▶ Stated task
Each entry below is to be printed verbatim.

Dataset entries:
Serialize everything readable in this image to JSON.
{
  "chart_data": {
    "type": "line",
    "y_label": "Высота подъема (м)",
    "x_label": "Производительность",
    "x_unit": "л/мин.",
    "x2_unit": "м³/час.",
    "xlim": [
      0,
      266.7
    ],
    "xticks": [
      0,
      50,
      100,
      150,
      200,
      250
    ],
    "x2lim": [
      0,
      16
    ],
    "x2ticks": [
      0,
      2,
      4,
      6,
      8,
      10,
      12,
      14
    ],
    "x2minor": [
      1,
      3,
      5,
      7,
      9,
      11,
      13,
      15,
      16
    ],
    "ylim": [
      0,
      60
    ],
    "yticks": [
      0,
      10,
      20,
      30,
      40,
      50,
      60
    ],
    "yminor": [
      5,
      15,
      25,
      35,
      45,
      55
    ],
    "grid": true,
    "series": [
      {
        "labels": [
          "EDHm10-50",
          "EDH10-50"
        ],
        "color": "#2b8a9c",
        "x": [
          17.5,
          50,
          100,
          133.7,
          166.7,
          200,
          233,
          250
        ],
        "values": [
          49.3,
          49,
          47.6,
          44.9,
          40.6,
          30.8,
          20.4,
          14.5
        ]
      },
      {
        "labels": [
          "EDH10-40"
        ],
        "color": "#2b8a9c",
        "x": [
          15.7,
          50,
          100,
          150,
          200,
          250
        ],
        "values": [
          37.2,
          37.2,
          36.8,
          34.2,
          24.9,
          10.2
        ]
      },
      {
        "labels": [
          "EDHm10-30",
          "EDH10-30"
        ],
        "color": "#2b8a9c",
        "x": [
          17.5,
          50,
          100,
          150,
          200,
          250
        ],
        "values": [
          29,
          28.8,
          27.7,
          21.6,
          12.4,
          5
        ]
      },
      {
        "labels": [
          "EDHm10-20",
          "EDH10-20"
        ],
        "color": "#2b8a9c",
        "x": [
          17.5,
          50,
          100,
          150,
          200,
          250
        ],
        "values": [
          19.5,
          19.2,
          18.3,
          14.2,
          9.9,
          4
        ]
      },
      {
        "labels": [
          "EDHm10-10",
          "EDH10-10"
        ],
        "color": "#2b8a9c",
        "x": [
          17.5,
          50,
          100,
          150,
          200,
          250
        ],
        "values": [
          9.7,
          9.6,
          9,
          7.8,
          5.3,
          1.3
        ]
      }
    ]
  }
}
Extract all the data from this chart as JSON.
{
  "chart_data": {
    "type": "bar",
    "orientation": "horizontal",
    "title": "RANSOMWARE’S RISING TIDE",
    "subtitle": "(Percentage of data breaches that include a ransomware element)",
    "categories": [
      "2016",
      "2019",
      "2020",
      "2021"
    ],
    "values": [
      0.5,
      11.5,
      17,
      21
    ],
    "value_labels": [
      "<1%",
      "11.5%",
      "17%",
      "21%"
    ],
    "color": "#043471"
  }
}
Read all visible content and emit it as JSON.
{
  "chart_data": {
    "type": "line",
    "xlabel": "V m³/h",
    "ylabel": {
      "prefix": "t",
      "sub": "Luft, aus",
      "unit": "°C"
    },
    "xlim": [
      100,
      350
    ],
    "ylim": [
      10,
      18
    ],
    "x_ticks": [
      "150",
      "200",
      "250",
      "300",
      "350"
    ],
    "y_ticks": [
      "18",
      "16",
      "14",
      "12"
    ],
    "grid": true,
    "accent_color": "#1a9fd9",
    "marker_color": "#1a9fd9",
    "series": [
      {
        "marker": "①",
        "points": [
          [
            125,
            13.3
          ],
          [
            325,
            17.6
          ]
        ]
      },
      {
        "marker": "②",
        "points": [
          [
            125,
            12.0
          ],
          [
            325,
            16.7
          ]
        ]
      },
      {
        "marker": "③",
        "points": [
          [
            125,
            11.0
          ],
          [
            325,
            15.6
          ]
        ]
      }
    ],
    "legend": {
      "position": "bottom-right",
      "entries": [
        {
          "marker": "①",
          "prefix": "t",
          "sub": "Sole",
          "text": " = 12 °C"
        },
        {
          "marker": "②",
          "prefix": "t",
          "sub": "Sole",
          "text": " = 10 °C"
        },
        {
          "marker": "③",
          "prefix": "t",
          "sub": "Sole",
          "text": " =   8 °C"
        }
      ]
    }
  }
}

▶ Final result
Serialize everything readable in this image to JSON.
{
  "chart_data": {
    "type": "line",
    "y_label": "Высота подъема (м)",
    "x_label": "Производительность",
    "x_unit": "л/мин.",
    "x2_unit": "м³/час.",
    "xlim": [
      0,
      266.7
    ],
    "xticks": [
      0,
      50,
      100,
      150,
      200,
      250
    ],
    "x2lim": [
      0,
      16
    ],
    "x2ticks": [
      0,
      2,
      4,
      6,
      8,
      10,
      12,
      14
    ],
    "x2minor": [
      1,
      3,
      5,
      7,
      9,
      11,
      13,
      15,
      16
    ],
    "ylim": [
      0,
      60
    ],
    "yticks": [
      0,
      10,
      20,
      30,
      40,
      50,
      60
    ],
    "yminor": [
      5,
      15,
      25,
      35,
      45,
      55
    ],
    "grid": true,
    "series": [
      {
        "labels": [
          "EDHm10-50",
          "EDH10-50"
        ],
        "color": "#2b8a9c",
        "x": [
          17.5,
          50,
          100,
          133.7,
          166.7,
          200,
          233,
          250
        ],
        "values": [
          49.3,
          49,
          47.6,
          44.9,
          40.6,
          30.8,
          20.4,
          14.5
        ]
      },
      {
        "labels": [
          "EDH10-40"
        ],
        "color": "#2b8a9c",
        "x": [
          15.7,
          50,
          100,
          150,
          200,
          250
        ],
        "values": [
          37.2,
          37.2,
          36.8,
          34.2,
          24.9,
          10.2
        ]
      },
      {
        "labels": [
          "EDHm10-30",
          "EDH10-30"
        ],
        "color": "#2b8a9c",
        "x": [
          17.5,
          50,
          100,
          150,
          200,
          250
        ],
        "values": [
          29,
          28.8,
          27.7,
          21.6,
          12.4,
          5
        ]
      },
      {
        "labels": [
          "EDHm10-20",
          "EDH10-20"
        ],
        "color": "#2b8a9c",
        "x": [
          17.5,
          50,
          100,
          150,
          200,
          250
        ],
        "values": [
          19.5,
          19.2,
          18.3,
          14.2,
          9.9,
          4
        ]
      },
      {
        "labels": [
          "EDHm10-10",
          "EDH10-10"
        ],
        "color": "#2b8a9c",
        "x": [
          17.5,
          50,
          100,
          150,
          200,
          250
        ],
        "values": [
          9.7,
          9.6,
          9,
          7.8,
          5.3,
          1.3
        ]
      }
    ]
  }
}
Extract all the data from this chart as JSON.
{
  "chart_data": {
    "type": "bar",
    "orientation": "horizontal",
    "title": "RANSOMWARE’S RISING TIDE",
    "subtitle": "(Percentage of data breaches that include a ransomware element)",
    "categories": [
      "2016",
      "2019",
      "2020",
      "2021"
    ],
    "values": [
      0.5,
      11.5,
      17,
      21
    ],
    "value_labels": [
      "<1%",
      "11.5%",
      "17%",
      "21%"
    ],
    "color": "#043471"
  }
}
Read all visible content and emit it as JSON.
{
  "chart_data": {
    "type": "line",
    "xlabel": "V m³/h",
    "ylabel": {
      "prefix": "t",
      "sub": "Luft, aus",
      "unit": "°C"
    },
    "xlim": [
      100,
      350
    ],
    "ylim": [
      10,
      18
    ],
    "x_ticks": [
      "150",
      "200",
      "250",
      "300",
      "350"
    ],
    "y_ticks": [
      "18",
      "16",
      "14",
      "12"
    ],
    "grid": true,
    "accent_color": "#1a9fd9",
    "marker_color": "#1a9fd9",
    "series": [
      {
        "marker": "①",
        "points": [
          [
            125,
            13.3
          ],
          [
            325,
            17.6
          ]
        ]
      },
      {
        "marker": "②",
        "points": [
          [
            125,
            12.0
          ],
          [
            325,
            16.7
          ]
        ]
      },
      {
        "marker": "③",
        "points": [
          [
            125,
            11.0
          ],
          [
            325,
            15.6
          ]
        ]
      }
    ],
    "legend": {
      "position": "bottom-right",
      "entries": [
        {
          "marker": "①",
          "prefix": "t",
          "sub": "Sole",
          "text": " = 12 °C"
        },
        {
          "marker": "②",
          "prefix": "t",
          "sub": "Sole",
          "text": " = 10 °C"
        },
        {
          "marker": "③",
          "prefix": "t",
          "sub": "Sole",
          "text": " =   8 °C"
        }
      ]
    }
  }
}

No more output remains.